> **Exercise objective**: Copy every line that mentions the word "رسول".

(Dataset items)

=-=-=

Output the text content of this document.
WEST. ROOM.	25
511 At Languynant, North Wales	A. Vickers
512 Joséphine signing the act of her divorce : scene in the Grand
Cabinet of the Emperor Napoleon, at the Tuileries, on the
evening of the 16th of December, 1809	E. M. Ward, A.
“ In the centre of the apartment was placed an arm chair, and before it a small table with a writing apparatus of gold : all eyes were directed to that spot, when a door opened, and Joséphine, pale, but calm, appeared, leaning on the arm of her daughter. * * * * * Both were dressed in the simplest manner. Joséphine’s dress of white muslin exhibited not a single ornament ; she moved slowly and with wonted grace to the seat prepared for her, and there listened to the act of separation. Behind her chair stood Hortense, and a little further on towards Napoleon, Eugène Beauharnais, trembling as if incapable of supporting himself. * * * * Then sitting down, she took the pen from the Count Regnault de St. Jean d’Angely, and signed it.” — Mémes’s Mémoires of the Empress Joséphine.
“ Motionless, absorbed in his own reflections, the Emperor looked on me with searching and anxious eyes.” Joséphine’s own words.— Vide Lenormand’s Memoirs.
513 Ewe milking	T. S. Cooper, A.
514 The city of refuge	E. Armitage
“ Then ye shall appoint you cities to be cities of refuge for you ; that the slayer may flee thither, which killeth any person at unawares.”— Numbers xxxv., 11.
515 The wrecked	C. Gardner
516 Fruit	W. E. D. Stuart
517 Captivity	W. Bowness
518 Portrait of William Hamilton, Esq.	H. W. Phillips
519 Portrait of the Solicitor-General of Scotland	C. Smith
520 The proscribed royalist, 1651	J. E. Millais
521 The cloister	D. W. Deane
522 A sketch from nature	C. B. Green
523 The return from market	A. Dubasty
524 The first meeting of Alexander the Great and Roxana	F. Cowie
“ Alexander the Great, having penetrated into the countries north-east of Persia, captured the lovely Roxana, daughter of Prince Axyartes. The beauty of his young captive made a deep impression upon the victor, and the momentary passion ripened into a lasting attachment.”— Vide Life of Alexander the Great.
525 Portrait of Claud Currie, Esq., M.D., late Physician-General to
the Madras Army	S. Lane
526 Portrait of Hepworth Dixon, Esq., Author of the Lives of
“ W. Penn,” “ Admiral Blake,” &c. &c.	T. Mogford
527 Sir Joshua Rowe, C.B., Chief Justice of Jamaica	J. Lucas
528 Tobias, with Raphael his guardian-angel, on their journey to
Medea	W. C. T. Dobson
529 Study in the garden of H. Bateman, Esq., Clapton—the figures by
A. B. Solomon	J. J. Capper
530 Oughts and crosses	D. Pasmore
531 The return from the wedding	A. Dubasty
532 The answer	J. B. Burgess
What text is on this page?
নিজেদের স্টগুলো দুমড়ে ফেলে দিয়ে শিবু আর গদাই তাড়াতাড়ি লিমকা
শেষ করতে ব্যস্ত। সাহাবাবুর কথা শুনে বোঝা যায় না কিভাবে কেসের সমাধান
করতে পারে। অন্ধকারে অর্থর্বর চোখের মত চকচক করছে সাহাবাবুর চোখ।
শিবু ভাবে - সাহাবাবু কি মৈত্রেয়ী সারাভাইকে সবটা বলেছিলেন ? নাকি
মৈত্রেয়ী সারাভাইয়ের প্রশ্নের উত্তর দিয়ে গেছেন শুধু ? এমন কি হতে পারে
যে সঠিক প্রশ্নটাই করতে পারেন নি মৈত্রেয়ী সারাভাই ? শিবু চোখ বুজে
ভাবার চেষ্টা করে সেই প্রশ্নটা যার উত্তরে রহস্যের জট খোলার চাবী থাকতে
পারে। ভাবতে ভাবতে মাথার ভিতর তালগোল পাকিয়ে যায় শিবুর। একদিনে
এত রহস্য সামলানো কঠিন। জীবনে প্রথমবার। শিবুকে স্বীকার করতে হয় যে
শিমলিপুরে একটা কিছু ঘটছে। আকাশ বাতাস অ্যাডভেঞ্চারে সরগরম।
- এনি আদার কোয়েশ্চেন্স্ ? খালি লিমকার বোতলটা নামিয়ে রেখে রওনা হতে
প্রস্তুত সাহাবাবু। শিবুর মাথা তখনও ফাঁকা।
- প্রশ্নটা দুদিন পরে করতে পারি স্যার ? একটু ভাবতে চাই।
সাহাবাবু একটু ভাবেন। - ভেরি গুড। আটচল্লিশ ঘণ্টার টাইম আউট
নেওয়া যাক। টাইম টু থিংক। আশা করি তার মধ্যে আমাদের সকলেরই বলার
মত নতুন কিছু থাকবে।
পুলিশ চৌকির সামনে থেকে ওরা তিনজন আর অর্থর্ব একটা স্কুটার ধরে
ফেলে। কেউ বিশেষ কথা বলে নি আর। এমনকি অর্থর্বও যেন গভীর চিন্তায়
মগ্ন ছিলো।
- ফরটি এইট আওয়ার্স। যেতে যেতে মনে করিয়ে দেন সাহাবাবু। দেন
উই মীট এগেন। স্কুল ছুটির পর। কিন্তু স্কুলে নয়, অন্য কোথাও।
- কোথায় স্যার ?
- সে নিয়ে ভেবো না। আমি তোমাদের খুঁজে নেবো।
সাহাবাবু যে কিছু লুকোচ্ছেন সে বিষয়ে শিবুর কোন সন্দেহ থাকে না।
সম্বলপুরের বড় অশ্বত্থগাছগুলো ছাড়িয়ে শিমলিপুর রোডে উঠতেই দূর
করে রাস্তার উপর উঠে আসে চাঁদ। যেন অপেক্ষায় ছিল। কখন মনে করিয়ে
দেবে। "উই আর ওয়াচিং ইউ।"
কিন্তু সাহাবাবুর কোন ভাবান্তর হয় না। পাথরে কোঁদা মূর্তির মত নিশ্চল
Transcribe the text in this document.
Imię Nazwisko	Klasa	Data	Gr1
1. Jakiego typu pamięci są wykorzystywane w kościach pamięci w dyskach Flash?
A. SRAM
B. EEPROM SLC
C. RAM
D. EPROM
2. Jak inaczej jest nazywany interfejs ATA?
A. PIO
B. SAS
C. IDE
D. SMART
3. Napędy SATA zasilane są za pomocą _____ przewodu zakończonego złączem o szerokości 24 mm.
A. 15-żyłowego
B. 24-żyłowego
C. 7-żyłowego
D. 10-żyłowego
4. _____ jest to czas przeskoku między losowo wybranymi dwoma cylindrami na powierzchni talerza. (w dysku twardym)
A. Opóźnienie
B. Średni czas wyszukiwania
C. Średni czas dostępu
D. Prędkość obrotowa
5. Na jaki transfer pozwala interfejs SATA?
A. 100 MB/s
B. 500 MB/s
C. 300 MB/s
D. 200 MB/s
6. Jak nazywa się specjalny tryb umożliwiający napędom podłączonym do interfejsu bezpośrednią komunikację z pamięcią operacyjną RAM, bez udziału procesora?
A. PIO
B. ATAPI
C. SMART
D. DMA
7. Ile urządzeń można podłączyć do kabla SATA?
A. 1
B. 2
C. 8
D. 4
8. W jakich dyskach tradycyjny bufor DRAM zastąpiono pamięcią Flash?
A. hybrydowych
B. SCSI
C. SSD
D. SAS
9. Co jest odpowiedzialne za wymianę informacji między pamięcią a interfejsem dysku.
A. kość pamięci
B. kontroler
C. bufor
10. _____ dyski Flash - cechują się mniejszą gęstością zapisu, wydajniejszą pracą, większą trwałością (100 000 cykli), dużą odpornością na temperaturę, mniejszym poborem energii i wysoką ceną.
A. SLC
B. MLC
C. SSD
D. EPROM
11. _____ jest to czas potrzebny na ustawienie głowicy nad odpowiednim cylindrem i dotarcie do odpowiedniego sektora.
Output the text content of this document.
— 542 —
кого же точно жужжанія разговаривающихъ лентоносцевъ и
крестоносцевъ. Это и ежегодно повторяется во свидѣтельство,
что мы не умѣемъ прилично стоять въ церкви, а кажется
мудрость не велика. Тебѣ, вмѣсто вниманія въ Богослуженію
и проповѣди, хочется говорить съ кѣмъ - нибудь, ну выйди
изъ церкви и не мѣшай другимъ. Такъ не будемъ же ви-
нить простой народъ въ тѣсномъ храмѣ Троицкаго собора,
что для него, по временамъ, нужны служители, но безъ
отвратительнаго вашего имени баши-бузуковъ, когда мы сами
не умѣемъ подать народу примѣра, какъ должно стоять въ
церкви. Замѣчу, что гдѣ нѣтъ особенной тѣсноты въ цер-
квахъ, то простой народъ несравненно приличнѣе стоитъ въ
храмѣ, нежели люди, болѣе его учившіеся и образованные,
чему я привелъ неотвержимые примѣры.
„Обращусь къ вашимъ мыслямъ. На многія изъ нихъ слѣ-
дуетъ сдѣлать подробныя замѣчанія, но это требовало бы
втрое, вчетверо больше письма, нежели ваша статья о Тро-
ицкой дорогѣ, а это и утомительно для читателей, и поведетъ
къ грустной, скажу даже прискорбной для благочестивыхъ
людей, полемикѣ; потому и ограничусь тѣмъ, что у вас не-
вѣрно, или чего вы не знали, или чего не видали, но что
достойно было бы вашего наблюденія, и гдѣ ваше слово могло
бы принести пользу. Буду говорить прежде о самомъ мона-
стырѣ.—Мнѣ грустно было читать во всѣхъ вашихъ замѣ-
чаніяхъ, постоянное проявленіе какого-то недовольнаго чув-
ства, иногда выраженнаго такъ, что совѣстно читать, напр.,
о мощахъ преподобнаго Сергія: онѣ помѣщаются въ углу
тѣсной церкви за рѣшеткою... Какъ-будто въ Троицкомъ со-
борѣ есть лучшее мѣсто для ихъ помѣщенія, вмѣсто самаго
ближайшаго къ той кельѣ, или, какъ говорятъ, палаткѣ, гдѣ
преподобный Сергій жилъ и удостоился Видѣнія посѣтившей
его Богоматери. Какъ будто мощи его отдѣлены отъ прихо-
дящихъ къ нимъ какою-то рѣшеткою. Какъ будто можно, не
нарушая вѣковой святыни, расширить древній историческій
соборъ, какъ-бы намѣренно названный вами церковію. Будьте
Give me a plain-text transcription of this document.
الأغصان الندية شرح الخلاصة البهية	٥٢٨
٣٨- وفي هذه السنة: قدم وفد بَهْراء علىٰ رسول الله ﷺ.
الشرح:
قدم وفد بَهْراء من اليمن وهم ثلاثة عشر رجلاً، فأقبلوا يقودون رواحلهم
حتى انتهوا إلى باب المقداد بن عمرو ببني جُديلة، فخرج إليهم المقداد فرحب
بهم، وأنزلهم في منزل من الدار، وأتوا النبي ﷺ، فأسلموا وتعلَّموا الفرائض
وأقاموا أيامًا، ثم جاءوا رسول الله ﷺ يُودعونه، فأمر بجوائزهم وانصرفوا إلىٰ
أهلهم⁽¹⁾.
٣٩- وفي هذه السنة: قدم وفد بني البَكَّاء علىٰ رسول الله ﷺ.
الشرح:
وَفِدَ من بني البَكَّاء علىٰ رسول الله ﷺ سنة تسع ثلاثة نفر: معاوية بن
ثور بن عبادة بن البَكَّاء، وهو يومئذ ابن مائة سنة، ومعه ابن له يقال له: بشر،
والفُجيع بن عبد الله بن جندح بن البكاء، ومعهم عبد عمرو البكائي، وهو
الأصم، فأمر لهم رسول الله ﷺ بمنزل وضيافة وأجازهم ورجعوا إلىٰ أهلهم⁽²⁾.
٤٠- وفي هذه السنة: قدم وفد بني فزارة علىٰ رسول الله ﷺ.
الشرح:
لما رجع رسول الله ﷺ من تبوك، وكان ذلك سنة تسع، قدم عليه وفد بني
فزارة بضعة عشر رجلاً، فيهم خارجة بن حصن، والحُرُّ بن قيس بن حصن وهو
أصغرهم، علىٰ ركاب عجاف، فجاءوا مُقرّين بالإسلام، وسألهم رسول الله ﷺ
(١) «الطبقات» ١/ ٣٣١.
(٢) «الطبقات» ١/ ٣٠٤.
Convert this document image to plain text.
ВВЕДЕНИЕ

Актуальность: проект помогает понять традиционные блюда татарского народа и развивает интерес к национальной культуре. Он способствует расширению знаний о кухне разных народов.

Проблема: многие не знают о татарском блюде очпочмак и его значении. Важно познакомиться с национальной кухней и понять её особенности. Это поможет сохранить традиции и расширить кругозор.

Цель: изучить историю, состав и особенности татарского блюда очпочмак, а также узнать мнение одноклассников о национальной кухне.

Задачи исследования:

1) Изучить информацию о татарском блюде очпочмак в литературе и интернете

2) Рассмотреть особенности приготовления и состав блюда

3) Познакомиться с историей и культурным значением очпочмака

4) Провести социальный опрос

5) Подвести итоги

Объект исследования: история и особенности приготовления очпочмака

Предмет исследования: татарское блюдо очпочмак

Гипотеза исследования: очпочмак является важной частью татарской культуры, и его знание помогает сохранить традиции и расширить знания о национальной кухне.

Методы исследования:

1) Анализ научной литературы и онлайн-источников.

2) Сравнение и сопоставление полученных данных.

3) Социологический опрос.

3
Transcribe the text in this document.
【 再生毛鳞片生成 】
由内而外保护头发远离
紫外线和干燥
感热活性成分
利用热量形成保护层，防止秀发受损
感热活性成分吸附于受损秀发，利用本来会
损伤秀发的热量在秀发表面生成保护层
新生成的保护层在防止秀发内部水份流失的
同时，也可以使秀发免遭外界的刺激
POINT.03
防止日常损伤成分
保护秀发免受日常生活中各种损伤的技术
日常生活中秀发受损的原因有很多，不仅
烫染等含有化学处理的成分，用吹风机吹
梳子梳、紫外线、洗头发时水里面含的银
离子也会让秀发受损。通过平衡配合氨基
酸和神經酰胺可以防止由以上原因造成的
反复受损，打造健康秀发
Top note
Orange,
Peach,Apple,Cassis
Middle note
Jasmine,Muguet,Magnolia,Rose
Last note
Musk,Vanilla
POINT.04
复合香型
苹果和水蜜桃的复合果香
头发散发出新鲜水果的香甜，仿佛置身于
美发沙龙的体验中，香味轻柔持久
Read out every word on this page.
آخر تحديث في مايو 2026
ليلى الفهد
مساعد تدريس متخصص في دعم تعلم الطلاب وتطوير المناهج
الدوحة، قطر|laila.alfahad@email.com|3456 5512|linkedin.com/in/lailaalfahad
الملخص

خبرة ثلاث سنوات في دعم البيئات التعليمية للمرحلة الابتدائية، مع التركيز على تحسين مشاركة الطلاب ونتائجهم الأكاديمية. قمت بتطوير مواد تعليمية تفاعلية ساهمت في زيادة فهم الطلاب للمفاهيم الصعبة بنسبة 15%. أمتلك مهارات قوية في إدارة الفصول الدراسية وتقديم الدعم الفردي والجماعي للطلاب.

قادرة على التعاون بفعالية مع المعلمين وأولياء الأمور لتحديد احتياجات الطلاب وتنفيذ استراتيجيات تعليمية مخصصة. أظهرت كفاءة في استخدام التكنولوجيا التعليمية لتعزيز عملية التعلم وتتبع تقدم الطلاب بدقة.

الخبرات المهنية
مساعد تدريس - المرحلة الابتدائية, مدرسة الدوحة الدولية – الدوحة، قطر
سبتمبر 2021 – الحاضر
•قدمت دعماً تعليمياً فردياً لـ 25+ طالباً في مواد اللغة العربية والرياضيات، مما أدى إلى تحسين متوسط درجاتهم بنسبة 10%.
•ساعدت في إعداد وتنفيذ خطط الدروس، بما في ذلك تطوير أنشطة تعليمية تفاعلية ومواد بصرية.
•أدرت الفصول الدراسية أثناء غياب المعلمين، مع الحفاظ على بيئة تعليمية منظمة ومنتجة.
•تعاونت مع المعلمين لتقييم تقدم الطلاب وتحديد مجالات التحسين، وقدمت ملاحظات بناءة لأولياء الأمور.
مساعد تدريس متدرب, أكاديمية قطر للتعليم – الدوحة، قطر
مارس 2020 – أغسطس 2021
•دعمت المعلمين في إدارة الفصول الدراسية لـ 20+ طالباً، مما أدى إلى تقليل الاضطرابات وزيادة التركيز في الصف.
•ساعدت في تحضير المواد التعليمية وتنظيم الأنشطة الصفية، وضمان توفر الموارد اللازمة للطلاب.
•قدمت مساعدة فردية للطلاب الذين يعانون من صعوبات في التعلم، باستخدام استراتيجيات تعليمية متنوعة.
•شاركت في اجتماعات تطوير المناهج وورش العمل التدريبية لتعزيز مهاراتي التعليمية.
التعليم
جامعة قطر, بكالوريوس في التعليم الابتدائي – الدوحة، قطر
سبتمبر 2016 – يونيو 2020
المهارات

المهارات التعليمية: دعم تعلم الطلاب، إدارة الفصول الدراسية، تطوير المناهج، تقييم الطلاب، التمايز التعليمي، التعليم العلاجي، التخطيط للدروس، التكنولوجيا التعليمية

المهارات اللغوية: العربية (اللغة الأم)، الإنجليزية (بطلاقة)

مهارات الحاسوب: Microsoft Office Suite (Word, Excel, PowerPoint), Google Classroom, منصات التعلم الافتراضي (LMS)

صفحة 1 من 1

=-=-=

> **Response to this task**:
٣٨- وفي هذه السنة: قدم وفد بَهْراء علىٰ رسول الله ﷺ.
وأقاموا أيامًا، ثم جاءوا رسول الله ﷺ يُودعونه، فأمر بجوائزهم وانصرفوا إلىٰ
٣٩- وفي هذه السنة: قدم وفد بني البَكَّاء علىٰ رسول الله ﷺ.
وَفِدَ من بني البَكَّاء علىٰ رسول الله ﷺ سنة تسع ثلاثة نفر: معاوية بن
الأصم، فأمر لهم رسول الله ﷺ بمنزل وضيافة وأجازهم ورجعوا إلىٰ أهلهم⁽²⁾.
٤٠- وفي هذه السنة: قدم وفد بني فزارة علىٰ رسول الله ﷺ.
لما رجع رسول الله ﷺ من تبوك، وكان ذلك سنة تسع، قدم عليه وفد بني
أصغرهم، علىٰ ركاب عجاف، فجاءوا مُقرّين بالإسلام، وسألهم رسول الله ﷺ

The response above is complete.